_Required work:_
Repeat every line of the material, character for character.

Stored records

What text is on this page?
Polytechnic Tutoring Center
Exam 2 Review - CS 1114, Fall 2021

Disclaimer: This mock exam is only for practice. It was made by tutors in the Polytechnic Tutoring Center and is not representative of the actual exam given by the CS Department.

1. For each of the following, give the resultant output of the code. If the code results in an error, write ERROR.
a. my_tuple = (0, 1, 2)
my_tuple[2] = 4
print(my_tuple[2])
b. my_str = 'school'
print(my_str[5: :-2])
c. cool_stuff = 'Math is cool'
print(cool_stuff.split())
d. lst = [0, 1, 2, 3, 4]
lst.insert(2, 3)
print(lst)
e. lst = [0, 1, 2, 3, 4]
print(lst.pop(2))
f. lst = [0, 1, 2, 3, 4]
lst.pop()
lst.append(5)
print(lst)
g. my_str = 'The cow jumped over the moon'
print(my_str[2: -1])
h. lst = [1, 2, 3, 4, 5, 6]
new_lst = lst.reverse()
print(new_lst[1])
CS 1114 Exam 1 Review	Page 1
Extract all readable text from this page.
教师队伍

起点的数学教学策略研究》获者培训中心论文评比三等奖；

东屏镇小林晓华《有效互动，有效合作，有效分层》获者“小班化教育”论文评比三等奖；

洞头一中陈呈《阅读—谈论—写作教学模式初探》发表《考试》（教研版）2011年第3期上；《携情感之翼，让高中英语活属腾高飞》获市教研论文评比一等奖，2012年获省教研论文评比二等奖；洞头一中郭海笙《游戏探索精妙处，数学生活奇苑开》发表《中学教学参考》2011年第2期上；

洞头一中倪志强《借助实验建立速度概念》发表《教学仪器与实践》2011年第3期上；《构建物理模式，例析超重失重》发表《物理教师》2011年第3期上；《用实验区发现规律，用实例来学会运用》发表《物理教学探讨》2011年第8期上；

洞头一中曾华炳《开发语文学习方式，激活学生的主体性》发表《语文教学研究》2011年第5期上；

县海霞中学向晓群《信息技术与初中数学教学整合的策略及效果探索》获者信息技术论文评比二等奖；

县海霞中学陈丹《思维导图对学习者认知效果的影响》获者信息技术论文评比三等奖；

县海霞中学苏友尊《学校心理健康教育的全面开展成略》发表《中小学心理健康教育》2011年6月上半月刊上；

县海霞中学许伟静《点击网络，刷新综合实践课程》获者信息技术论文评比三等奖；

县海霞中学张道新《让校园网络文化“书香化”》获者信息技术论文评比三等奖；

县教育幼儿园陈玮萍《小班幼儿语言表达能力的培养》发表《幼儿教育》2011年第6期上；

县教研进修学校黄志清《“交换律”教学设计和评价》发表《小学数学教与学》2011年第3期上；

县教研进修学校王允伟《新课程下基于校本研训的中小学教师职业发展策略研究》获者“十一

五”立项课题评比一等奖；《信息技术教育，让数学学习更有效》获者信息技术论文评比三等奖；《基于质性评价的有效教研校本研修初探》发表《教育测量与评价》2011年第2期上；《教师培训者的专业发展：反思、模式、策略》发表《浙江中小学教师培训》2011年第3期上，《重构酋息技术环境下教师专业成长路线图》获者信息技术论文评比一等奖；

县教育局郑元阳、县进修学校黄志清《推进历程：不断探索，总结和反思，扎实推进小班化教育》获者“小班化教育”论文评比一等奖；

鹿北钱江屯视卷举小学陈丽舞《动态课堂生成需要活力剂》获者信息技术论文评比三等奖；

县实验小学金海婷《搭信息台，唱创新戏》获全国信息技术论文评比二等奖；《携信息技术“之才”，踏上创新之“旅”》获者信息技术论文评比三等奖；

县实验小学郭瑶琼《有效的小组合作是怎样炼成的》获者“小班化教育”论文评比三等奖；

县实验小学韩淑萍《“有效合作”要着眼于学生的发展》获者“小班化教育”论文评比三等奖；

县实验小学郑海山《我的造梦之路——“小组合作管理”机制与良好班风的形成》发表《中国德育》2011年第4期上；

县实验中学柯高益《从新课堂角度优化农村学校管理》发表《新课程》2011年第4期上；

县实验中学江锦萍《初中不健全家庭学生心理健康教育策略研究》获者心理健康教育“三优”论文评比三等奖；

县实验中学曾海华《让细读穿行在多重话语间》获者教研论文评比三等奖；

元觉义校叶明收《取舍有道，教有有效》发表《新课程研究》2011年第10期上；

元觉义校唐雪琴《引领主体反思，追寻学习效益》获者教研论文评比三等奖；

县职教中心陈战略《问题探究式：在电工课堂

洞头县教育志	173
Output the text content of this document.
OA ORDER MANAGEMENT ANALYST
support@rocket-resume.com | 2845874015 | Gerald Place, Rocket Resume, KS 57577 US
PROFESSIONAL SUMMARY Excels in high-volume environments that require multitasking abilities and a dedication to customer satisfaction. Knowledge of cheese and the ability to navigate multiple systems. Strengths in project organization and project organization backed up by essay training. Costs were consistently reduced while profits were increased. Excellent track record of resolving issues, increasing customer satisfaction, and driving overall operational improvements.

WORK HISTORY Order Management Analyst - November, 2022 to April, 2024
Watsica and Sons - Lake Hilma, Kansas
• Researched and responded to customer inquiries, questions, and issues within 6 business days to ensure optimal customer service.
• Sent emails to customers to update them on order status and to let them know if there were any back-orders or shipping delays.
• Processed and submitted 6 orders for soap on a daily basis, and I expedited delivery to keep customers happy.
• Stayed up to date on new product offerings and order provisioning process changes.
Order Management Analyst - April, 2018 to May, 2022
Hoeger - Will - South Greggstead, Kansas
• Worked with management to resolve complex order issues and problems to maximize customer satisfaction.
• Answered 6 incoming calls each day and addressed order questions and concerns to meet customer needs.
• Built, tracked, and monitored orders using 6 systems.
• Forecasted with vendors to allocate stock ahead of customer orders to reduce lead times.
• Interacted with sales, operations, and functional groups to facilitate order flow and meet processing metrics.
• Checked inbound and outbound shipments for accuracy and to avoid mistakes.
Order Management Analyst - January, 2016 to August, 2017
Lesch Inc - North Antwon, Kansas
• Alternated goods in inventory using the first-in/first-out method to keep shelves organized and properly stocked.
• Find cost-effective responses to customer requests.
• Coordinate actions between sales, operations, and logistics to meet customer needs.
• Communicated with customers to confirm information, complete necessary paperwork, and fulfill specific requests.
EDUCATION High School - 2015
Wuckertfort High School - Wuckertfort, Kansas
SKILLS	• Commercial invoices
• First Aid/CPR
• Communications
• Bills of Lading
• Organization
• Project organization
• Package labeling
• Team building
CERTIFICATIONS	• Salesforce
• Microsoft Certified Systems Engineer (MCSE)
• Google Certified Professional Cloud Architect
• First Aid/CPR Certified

_Answer to this exercise:_
What text is on this page?
Polytechnic Tutoring Center
Exam 2 Review - CS 1114, Fall 2021

Disclaimer: This mock exam is only for practice. It was made by tutors in the Polytechnic Tutoring Center and is not representative of the actual exam given by the CS Department.

1. For each of the following, give the resultant output of the code. If the code results in an error, write ERROR.
a. my_tuple = (0, 1, 2)
my_tuple[2] = 4
print(my_tuple[2])
b. my_str = 'school'
print(my_str[5: :-2])
c. cool_stuff = 'Math is cool'
print(cool_stuff.split())
d. lst = [0, 1, 2, 3, 4]
lst.insert(2, 3)
print(lst)
e. lst = [0, 1, 2, 3, 4]
print(lst.pop(2))
f. lst = [0, 1, 2, 3, 4]
lst.pop()
lst.append(5)
print(lst)
g. my_str = 'The cow jumped over the moon'
print(my_str[2: -1])
h. lst = [1, 2, 3, 4, 5, 6]
new_lst = lst.reverse()
print(new_lst[1])
CS 1114 Exam 1 Review	Page 1
Extract all readable text from this page.
教师队伍

起点的数学教学策略研究》获者培训中心论文评比三等奖；

东屏镇小林晓华《有效互动，有效合作，有效分层》获者“小班化教育”论文评比三等奖；

洞头一中陈呈《阅读—谈论—写作教学模式初探》发表《考试》（教研版）2011年第3期上；《携情感之翼，让高中英语活属腾高飞》获市教研论文评比一等奖，2012年获省教研论文评比二等奖；洞头一中郭海笙《游戏探索精妙处，数学生活奇苑开》发表《中学教学参考》2011年第2期上；

洞头一中倪志强《借助实验建立速度概念》发表《教学仪器与实践》2011年第3期上；《构建物理模式，例析超重失重》发表《物理教师》2011年第3期上；《用实验区发现规律，用实例来学会运用》发表《物理教学探讨》2011年第8期上；

洞头一中曾华炳《开发语文学习方式，激活学生的主体性》发表《语文教学研究》2011年第5期上；

县海霞中学向晓群《信息技术与初中数学教学整合的策略及效果探索》获者信息技术论文评比二等奖；

县海霞中学陈丹《思维导图对学习者认知效果的影响》获者信息技术论文评比三等奖；

县海霞中学苏友尊《学校心理健康教育的全面开展成略》发表《中小学心理健康教育》2011年6月上半月刊上；

县海霞中学许伟静《点击网络，刷新综合实践课程》获者信息技术论文评比三等奖；

县海霞中学张道新《让校园网络文化“书香化”》获者信息技术论文评比三等奖；

县教育幼儿园陈玮萍《小班幼儿语言表达能力的培养》发表《幼儿教育》2011年第6期上；

县教研进修学校黄志清《“交换律”教学设计和评价》发表《小学数学教与学》2011年第3期上；

县教研进修学校王允伟《新课程下基于校本研训的中小学教师职业发展策略研究》获者“十一

五”立项课题评比一等奖；《信息技术教育，让数学学习更有效》获者信息技术论文评比三等奖；《基于质性评价的有效教研校本研修初探》发表《教育测量与评价》2011年第2期上；《教师培训者的专业发展：反思、模式、策略》发表《浙江中小学教师培训》2011年第3期上，《重构酋息技术环境下教师专业成长路线图》获者信息技术论文评比一等奖；

县教育局郑元阳、县进修学校黄志清《推进历程：不断探索，总结和反思，扎实推进小班化教育》获者“小班化教育”论文评比一等奖；

鹿北钱江屯视卷举小学陈丽舞《动态课堂生成需要活力剂》获者信息技术论文评比三等奖；

县实验小学金海婷《搭信息台，唱创新戏》获全国信息技术论文评比二等奖；《携信息技术“之才”，踏上创新之“旅”》获者信息技术论文评比三等奖；

县实验小学郭瑶琼《有效的小组合作是怎样炼成的》获者“小班化教育”论文评比三等奖；

县实验小学韩淑萍《“有效合作”要着眼于学生的发展》获者“小班化教育”论文评比三等奖；

县实验小学郑海山《我的造梦之路——“小组合作管理”机制与良好班风的形成》发表《中国德育》2011年第4期上；

县实验中学柯高益《从新课堂角度优化农村学校管理》发表《新课程》2011年第4期上；

县实验中学江锦萍《初中不健全家庭学生心理健康教育策略研究》获者心理健康教育“三优”论文评比三等奖；

县实验中学曾海华《让细读穿行在多重话语间》获者教研论文评比三等奖；

元觉义校叶明收《取舍有道，教有有效》发表《新课程研究》2011年第10期上；

元觉义校唐雪琴《引领主体反思，追寻学习效益》获者教研论文评比三等奖；

县职教中心陈战略《问题探究式：在电工课堂

洞头县教育志	173
Output the text content of this document.
OA ORDER MANAGEMENT ANALYST
support@rocket-resume.com | 2845874015 | Gerald Place, Rocket Resume, KS 57577 US
PROFESSIONAL SUMMARY Excels in high-volume environments that require multitasking abilities and a dedication to customer satisfaction. Knowledge of cheese and the ability to navigate multiple systems. Strengths in project organization and project organization backed up by essay training. Costs were consistently reduced while profits were increased. Excellent track record of resolving issues, increasing customer satisfaction, and driving overall operational improvements.

WORK HISTORY Order Management Analyst - November, 2022 to April, 2024
Watsica and Sons - Lake Hilma, Kansas
• Researched and responded to customer inquiries, questions, and issues within 6 business days to ensure optimal customer service.
• Sent emails to customers to update them on order status and to let them know if there were any back-orders or shipping delays.
• Processed and submitted 6 orders for soap on a daily basis, and I expedited delivery to keep customers happy.
• Stayed up to date on new product offerings and order provisioning process changes.
Order Management Analyst - April, 2018 to May, 2022
Hoeger - Will - South Greggstead, Kansas
• Worked with management to resolve complex order issues and problems to maximize customer satisfaction.
• Answered 6 incoming calls each day and addressed order questions and concerns to meet customer needs.
• Built, tracked, and monitored orders using 6 systems.
• Forecasted with vendors to allocate stock ahead of customer orders to reduce lead times.
• Interacted with sales, operations, and functional groups to facilitate order flow and meet processing metrics.
• Checked inbound and outbound shipments for accuracy and to avoid mistakes.
Order Management Analyst - January, 2016 to August, 2017
Lesch Inc - North Antwon, Kansas
• Alternated goods in inventory using the first-in/first-out method to keep shelves organized and properly stocked.
• Find cost-effective responses to customer requests.
• Coordinate actions between sales, operations, and logistics to meet customer needs.
• Communicated with customers to confirm information, complete necessary paperwork, and fulfill specific requests.
EDUCATION High School - 2015
Wuckertfort High School - Wuckertfort, Kansas
SKILLS	• Commercial invoices
• First Aid/CPR
• Communications
• Bills of Lading
• Organization
• Project organization
• Package labeling
• Team building
CERTIFICATIONS	• Salesforce
• Microsoft Certified Systems Engineer (MCSE)
• Google Certified Professional Cloud Architect
• First Aid/CPR Certified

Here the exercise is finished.